Exercise brief —
Repeat every line of the material, character for character.

Material for this exercise —

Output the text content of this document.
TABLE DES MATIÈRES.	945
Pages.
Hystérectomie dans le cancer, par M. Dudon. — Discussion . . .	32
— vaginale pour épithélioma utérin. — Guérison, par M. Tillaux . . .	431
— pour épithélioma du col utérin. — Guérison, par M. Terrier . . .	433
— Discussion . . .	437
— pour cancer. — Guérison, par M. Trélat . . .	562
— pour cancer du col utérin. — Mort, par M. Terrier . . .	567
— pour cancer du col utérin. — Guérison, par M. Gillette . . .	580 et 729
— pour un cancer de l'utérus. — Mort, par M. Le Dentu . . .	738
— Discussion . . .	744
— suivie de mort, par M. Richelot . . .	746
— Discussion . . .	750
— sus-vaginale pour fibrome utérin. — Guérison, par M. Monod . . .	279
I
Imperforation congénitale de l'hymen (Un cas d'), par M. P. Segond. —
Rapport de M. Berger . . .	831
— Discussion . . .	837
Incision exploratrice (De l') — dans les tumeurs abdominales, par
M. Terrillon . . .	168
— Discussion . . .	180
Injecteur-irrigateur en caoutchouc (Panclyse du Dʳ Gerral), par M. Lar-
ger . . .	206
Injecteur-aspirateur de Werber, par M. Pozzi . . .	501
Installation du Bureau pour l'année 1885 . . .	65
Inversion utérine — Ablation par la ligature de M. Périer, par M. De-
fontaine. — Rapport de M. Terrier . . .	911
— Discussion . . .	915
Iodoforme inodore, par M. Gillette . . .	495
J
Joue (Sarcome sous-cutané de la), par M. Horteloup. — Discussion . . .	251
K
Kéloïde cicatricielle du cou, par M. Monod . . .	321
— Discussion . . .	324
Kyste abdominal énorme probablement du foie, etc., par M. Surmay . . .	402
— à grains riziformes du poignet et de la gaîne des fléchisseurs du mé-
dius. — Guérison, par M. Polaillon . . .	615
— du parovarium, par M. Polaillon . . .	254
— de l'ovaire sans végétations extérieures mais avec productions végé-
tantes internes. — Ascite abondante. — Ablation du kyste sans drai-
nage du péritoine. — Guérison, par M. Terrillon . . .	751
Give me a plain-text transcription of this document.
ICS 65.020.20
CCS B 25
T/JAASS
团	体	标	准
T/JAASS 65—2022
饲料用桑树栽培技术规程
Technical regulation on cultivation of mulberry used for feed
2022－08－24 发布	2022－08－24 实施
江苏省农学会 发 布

Answer to the exercise —
Output the text content of this document.
TABLE DES MATIÈRES.	945
Pages.
Hystérectomie dans le cancer, par M. Dudon. — Discussion . . .	32
— vaginale pour épithélioma utérin. — Guérison, par M. Tillaux . . .	431
— pour épithélioma du col utérin. — Guérison, par M. Terrier . . .	433
— Discussion . . .	437
— pour cancer. — Guérison, par M. Trélat . . .	562
— pour cancer du col utérin. — Mort, par M. Terrier . . .	567
— pour cancer du col utérin. — Guérison, par M. Gillette . . .	580 et 729
— pour un cancer de l'utérus. — Mort, par M. Le Dentu . . .	738
— Discussion . . .	744
— suivie de mort, par M. Richelot . . .	746
— Discussion . . .	750
— sus-vaginale pour fibrome utérin. — Guérison, par M. Monod . . .	279
I
Imperforation congénitale de l'hymen (Un cas d'), par M. P. Segond. —
Rapport de M. Berger . . .	831
— Discussion . . .	837
Incision exploratrice (De l') — dans les tumeurs abdominales, par
M. Terrillon . . .	168
— Discussion . . .	180
Injecteur-irrigateur en caoutchouc (Panclyse du Dʳ Gerral), par M. Lar-
ger . . .	206
Injecteur-aspirateur de Werber, par M. Pozzi . . .	501
Installation du Bureau pour l'année 1885 . . .	65
Inversion utérine — Ablation par la ligature de M. Périer, par M. De-
fontaine. — Rapport de M. Terrier . . .	911
— Discussion . . .	915
Iodoforme inodore, par M. Gillette . . .	495
J
Joue (Sarcome sous-cutané de la), par M. Horteloup. — Discussion . . .	251
K
Kéloïde cicatricielle du cou, par M. Monod . . .	321
— Discussion . . .	324
Kyste abdominal énorme probablement du foie, etc., par M. Surmay . . .	402
— à grains riziformes du poignet et de la gaîne des fléchisseurs du mé-
dius. — Guérison, par M. Polaillon . . .	615
— du parovarium, par M. Polaillon . . .	254
— de l'ovaire sans végétations extérieures mais avec productions végé-
tantes internes. — Ascite abondante. — Ablation du kyste sans drai-
nage du péritoine. — Guérison, par M. Terrillon . . .	751
Give me a plain-text transcription of this document.
ICS 65.020.20
CCS B 25
T/JAASS
团	体	标	准
T/JAASS 65—2022
饲料用桑树栽培技术规程
Technical regulation on cultivation of mulberry used for feed
2022－08－24 发布	2022－08－24 实施
江苏省农学会 发 布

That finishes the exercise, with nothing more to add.